Selected excerpt
For knowledge workers who live in these tools, the difference is stark. Even for companies who've standardized on Google Workspace or Apple iWork, advanced users will need Microsoft Office.



This is true. Among other things, I do a lot of label printing and the tools in MS Word are miles more mature. You get these same types of responses when people list off all the alternatives to Photoshop. Just not the same.


Well it really depends on how you use the programs you are comparing.


Yes, my pet peeve is printing as pdf. You can control line thickness, size, placement of row borders to pixel perfect in Excel & it will get printed to pdf or paper exactly as it is. But not from Google Sheets or Excel Web, even same excel sheel imported in these & then printed will have slight difference in what you see on screen and what gets printed. I understand its because of browsers limitations to place stuff on pixel scale.


Mostly because of network effects and wanting software that will be supported for another three decades potentially and can open my document long-term. Google cancels products all the time and has practically no vision.

Spatial layout entries
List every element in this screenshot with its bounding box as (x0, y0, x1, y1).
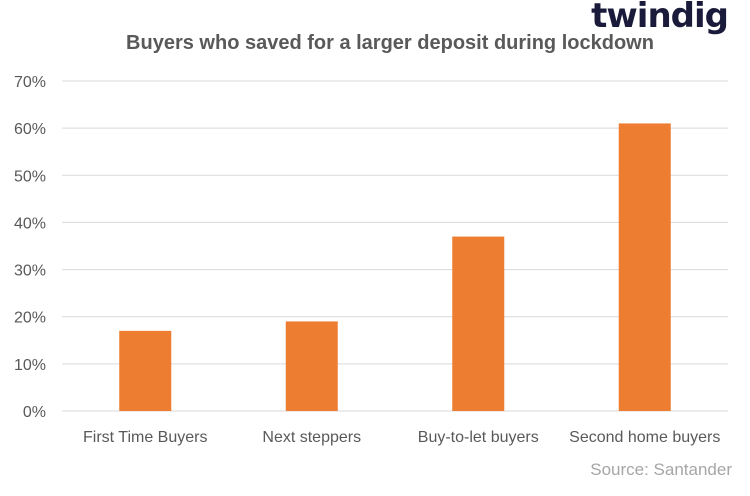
bar (285, 321, 338, 411)
x-tick-label: Second home buyers (569, 429, 720, 446)
y-tick-label: 20% (14, 310, 46, 327)
y-tick-label: 10% (14, 357, 46, 374)
y-tick-label: 70% (14, 74, 46, 91)
bar (452, 236, 505, 411)
x-tick-label: Buy-to-let buyers (418, 429, 539, 446)
brand-logo: twindig (591, 0, 729, 36)
x-tick-label: First Time Buyers (83, 429, 207, 446)
x-tick-label: Next steppers (262, 429, 361, 446)
y-tick-label: 60% (14, 121, 46, 138)
chart-title: Buyers who saved for a larger deposit du… (126, 32, 654, 54)
source-note: Source: Santander (590, 460, 732, 479)
x-axis-ticks: First Time Buyers Next steppers Buy-to-let… (83, 429, 720, 446)
bar (119, 330, 172, 411)
brand-name: twindig (591, 0, 729, 36)
y-tick-label: 50% (14, 168, 46, 185)
y-tick-label: 30% (14, 263, 46, 280)
y-tick-label: 40% (14, 215, 46, 232)
y-tick-label: 0% (23, 404, 46, 421)
bar (618, 123, 671, 411)
y-axis-ticks: 0% 10% 20% 30% 40% 50% 60% 70% (14, 74, 46, 421)
gridlines (62, 80, 728, 412)
bars (119, 123, 671, 411)
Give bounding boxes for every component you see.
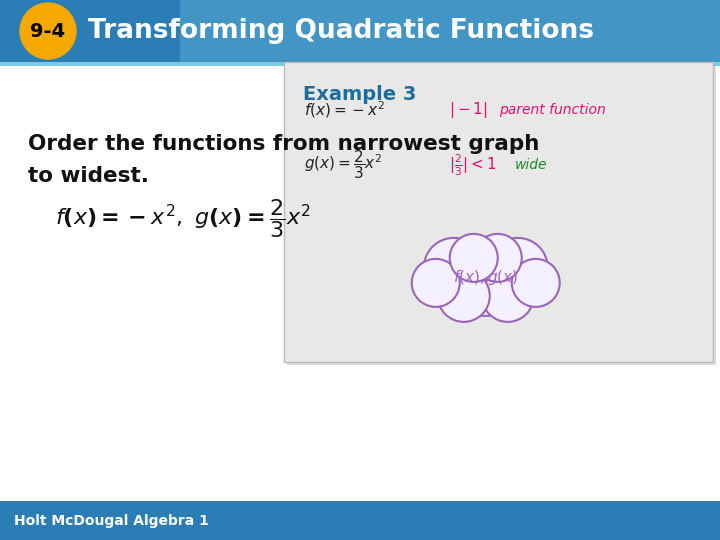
Text: 9-4: 9-4 bbox=[30, 22, 66, 40]
Circle shape bbox=[512, 259, 559, 307]
Circle shape bbox=[20, 3, 76, 59]
Circle shape bbox=[448, 240, 523, 316]
Text: $f(x) = -x^2$: $f(x) = -x^2$ bbox=[305, 100, 386, 120]
Bar bbox=[0, 66, 720, 501]
Bar bbox=[284, 62, 713, 362]
Text: Example 3: Example 3 bbox=[303, 85, 417, 104]
Text: parent function: parent function bbox=[500, 103, 606, 117]
Text: $|-1|$: $|-1|$ bbox=[449, 100, 488, 120]
Text: $f(x), g(x)$: $f(x), g(x)$ bbox=[453, 268, 518, 287]
Bar bbox=[0, 0, 720, 62]
Circle shape bbox=[438, 270, 490, 322]
Circle shape bbox=[487, 238, 548, 298]
Circle shape bbox=[412, 259, 460, 307]
Text: $|\frac{2}{3}|<1$: $|\frac{2}{3}|<1$ bbox=[449, 152, 498, 178]
Text: Order the functions from narrowest graph: Order the functions from narrowest graph bbox=[28, 134, 539, 154]
Bar bbox=[0, 62, 720, 66]
Text: to widest.: to widest. bbox=[28, 166, 149, 186]
Circle shape bbox=[474, 234, 522, 282]
Circle shape bbox=[424, 238, 484, 298]
Circle shape bbox=[450, 234, 498, 282]
Text: $g(x) = \dfrac{2}{3}x^2$: $g(x) = \dfrac{2}{3}x^2$ bbox=[305, 148, 383, 181]
Text: wide: wide bbox=[514, 158, 547, 172]
Circle shape bbox=[482, 270, 534, 322]
Text: Transforming Quadratic Functions: Transforming Quadratic Functions bbox=[88, 18, 594, 44]
Bar bbox=[180, 0, 720, 62]
Bar bbox=[0, 501, 720, 540]
Text: $\boldsymbol{\mathit{f}(\mathit{x}) = -\mathit{x}^2,\ \mathit{g}(\mathit{x}) = \: $\boldsymbol{\mathit{f}(\mathit{x}) = -\… bbox=[55, 197, 310, 240]
Bar bbox=[287, 65, 716, 365]
Text: Holt McDougal Algebra 1: Holt McDougal Algebra 1 bbox=[14, 514, 209, 528]
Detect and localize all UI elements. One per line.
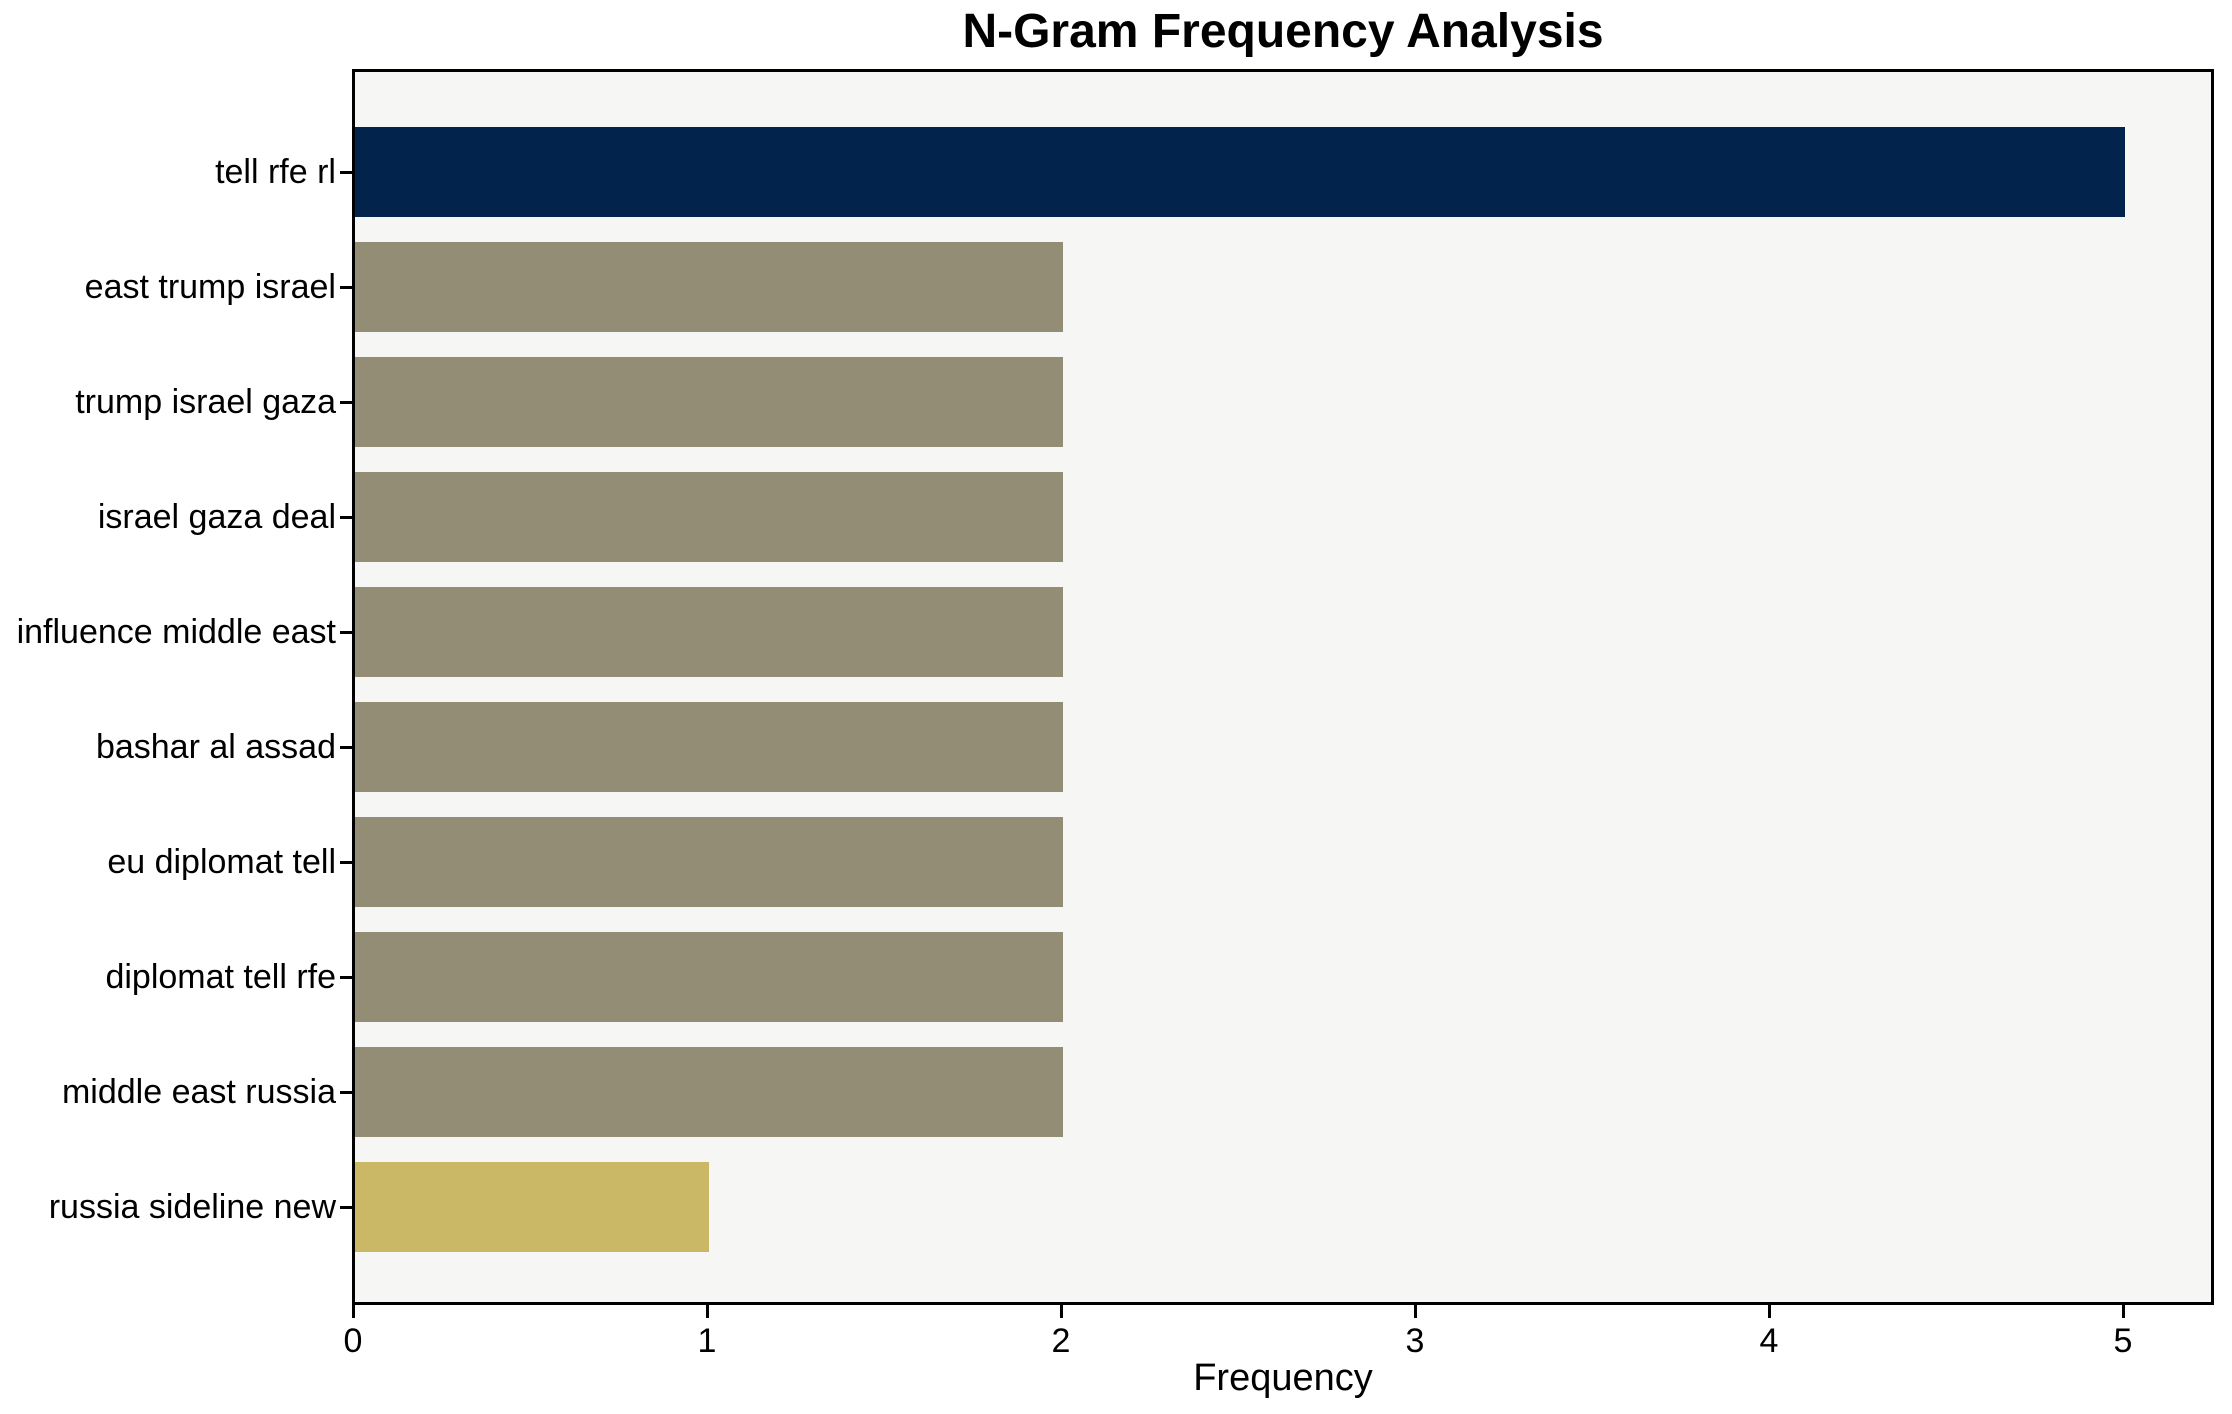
y-tick-label: east trump israel bbox=[84, 268, 336, 306]
y-tick-label: bashar al assad bbox=[95, 728, 336, 766]
x-axis-title: Frequency bbox=[1193, 1357, 1373, 1399]
y-tick-mark bbox=[340, 1090, 353, 1094]
x-tick-mark bbox=[1059, 1305, 1063, 1318]
y-tick-label: eu diplomat tell bbox=[107, 843, 336, 881]
bar bbox=[355, 127, 2125, 217]
y-tick-mark bbox=[340, 170, 353, 174]
x-tick-label: 3 bbox=[1405, 1322, 1425, 1360]
bar bbox=[355, 587, 1063, 677]
bar bbox=[355, 357, 1063, 447]
y-tick-label: middle east russia bbox=[61, 1073, 336, 1111]
x-tick-mark bbox=[705, 1305, 709, 1318]
y-tick-mark bbox=[340, 745, 353, 749]
y-tick-label: trump israel gaza bbox=[75, 383, 336, 421]
y-tick-mark bbox=[340, 285, 353, 289]
bar bbox=[355, 1047, 1063, 1137]
y-tick-label: tell rfe rl bbox=[215, 153, 336, 191]
y-tick-label: influence middle east bbox=[16, 613, 336, 651]
y-tick-label: diplomat tell rfe bbox=[105, 958, 336, 996]
y-tick-mark bbox=[340, 975, 353, 979]
x-tick-mark bbox=[1767, 1305, 1771, 1318]
bar bbox=[355, 932, 1063, 1022]
y-tick-mark bbox=[340, 515, 353, 519]
x-tick-label: 5 bbox=[2113, 1322, 2133, 1360]
x-tick-label: 0 bbox=[343, 1322, 363, 1360]
y-tick-mark bbox=[340, 400, 353, 404]
x-tick-mark bbox=[351, 1305, 355, 1318]
chart-title: N-Gram Frequency Analysis bbox=[962, 5, 1604, 58]
bar bbox=[355, 1162, 709, 1252]
bar bbox=[355, 242, 1063, 332]
x-tick-label: 4 bbox=[1759, 1322, 1779, 1360]
y-tick-mark bbox=[340, 860, 353, 864]
bar bbox=[355, 472, 1063, 562]
y-tick-label: israel gaza deal bbox=[97, 498, 336, 536]
y-tick-label: russia sideline new bbox=[48, 1188, 336, 1226]
y-tick-mark bbox=[340, 1205, 353, 1209]
x-tick-mark bbox=[1413, 1305, 1417, 1318]
x-tick-mark bbox=[2121, 1305, 2125, 1318]
bar bbox=[355, 702, 1063, 792]
y-tick-mark bbox=[340, 630, 353, 634]
x-tick-label: 1 bbox=[697, 1322, 717, 1360]
bar bbox=[355, 817, 1063, 907]
x-tick-label: 2 bbox=[1051, 1322, 1071, 1360]
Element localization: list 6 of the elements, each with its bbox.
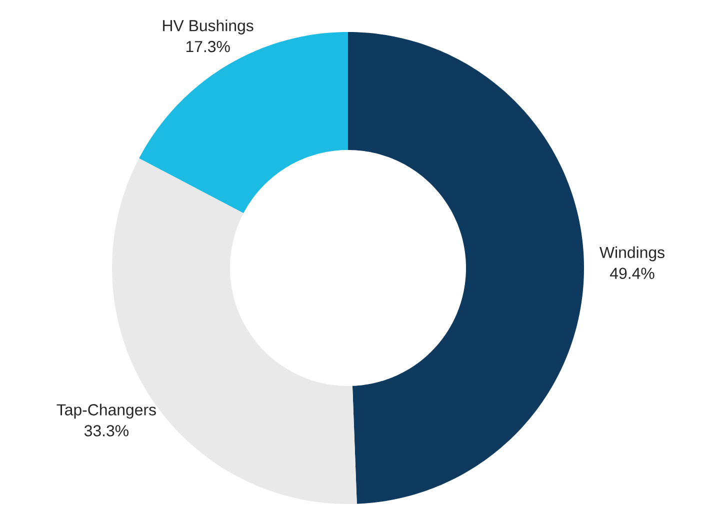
slice-label: Windings	[600, 246, 664, 262]
slice-label: Tap-Changers	[56, 404, 156, 419]
slice-label: HV Bushings	[163, 20, 254, 34]
data-label: 49.4%	[610, 268, 654, 279]
data-label: 17.3%	[186, 40, 230, 52]
data-label: 33.3%	[84, 425, 128, 436]
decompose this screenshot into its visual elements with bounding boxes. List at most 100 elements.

Tasks to perform
A - Write out the part of the Microsoft Office discussion from "For knowledge workers" to "you are comparing.".
B - Continue the Microsoft Office discussion past its final sentence.

The answers
A -
For knowledge workers who live in these tools, the difference is stark. Even for companies who've standardized on Google Workspace or Apple iWork, advanced users will need Microsoft Office.



This is true. Among other things, I do a lot of label printing and the tools in MS Word are miles more mature. You get these same types of responses when people list off all the alternatives to Photoshop. Just not the same.


Well it really depends on how you use the programs you are comparing.

B -
What features in Office are essential for those users that you don't get from Google?

If you're talking about Excel I can imagine there are such features but not so much in other apps.


I am exclusively Google office user, but... Out of the top of my head:

* Google docs are uglier than Microsoft word documents. This matters when I prepare an offer that I want to send to a client, and it should look good.

* Google slides are hideous, and the only reason I get away with using them is because programmers (including me) have no taste[1]

* Related to the looks, I sometimes buy paid document templates that I can use to format my offers. They often have an option to download a docx file, but it's complex through that you can't important it to Google docs without breaking it completely.

* Word/Libreoffice works offline (maybe docs with serviceworkers too? It never worked for me when I needed it).

* You can use word to generate documents using a template, don't think it's possible with Google docs

* Macros are not supported in Google docs

And I'm a complete noob when it comes to document editing software and actively avoid it. I can only imagine how much powerusers miss.

[1] https://medium.com/@laurajavier/google-slides-is-actually-hi...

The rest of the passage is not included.